DIRECTIONS FOR THIS TASK
Reply with one number: how many lines contain the word "document".

EXTRACTED ENTRIES
_ _ _ _ _ _ _
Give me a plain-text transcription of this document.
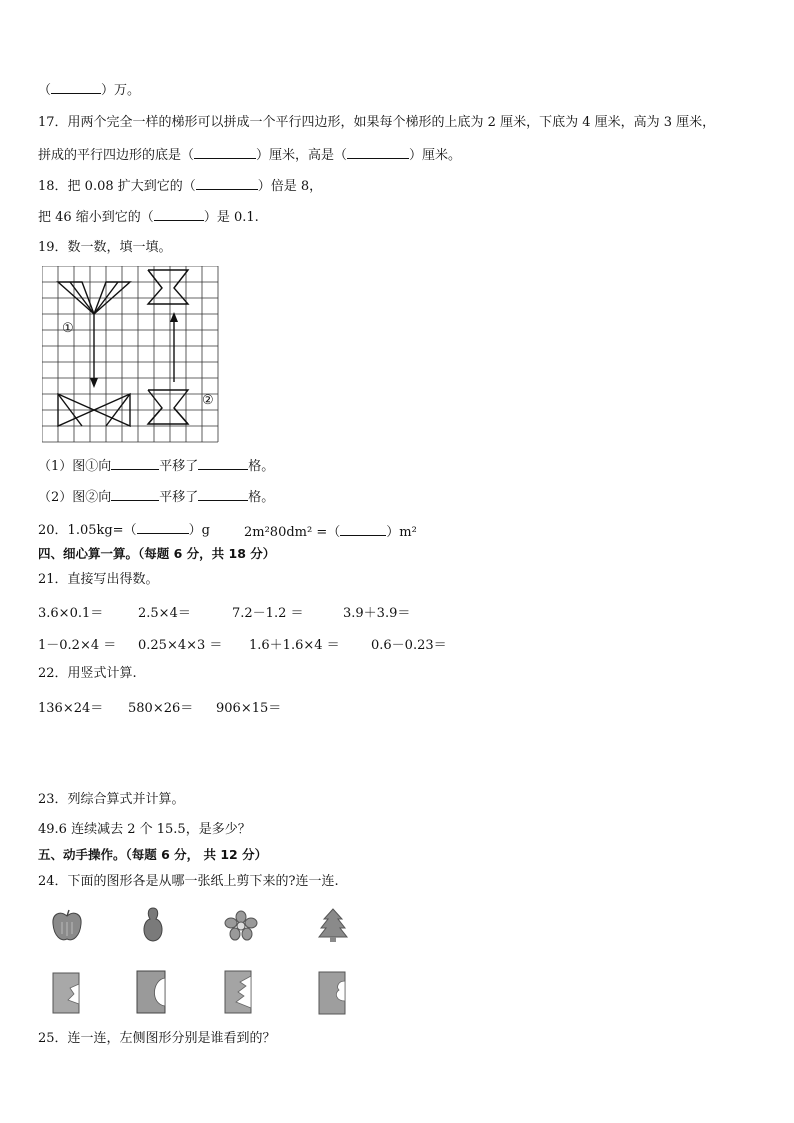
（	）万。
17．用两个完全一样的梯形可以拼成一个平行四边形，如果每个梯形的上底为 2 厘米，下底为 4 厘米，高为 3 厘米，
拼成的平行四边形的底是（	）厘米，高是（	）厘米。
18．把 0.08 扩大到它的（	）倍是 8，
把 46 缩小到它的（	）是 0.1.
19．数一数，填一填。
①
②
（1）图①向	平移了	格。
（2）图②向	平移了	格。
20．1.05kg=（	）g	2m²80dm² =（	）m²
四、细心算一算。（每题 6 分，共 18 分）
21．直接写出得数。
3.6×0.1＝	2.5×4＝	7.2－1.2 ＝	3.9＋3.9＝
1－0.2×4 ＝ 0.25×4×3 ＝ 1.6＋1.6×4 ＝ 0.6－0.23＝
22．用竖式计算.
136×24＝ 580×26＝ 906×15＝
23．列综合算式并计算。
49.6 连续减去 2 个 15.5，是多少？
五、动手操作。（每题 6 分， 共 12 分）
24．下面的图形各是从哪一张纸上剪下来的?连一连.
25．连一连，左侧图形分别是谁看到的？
_ _ _ _ _ _ _
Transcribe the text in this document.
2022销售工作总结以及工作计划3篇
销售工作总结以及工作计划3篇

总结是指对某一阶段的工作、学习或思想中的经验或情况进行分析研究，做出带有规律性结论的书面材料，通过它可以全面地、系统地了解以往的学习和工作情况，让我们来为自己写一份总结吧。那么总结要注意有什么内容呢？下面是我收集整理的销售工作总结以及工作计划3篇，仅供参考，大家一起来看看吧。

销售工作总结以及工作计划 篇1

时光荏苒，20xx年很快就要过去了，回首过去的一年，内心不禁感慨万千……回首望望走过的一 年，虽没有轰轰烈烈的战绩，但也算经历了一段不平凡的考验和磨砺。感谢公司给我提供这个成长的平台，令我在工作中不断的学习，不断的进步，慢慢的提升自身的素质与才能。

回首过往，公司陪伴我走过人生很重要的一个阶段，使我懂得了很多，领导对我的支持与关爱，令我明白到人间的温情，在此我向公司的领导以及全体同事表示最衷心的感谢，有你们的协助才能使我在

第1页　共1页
_ _ _ _ _ _ _
RESULT
2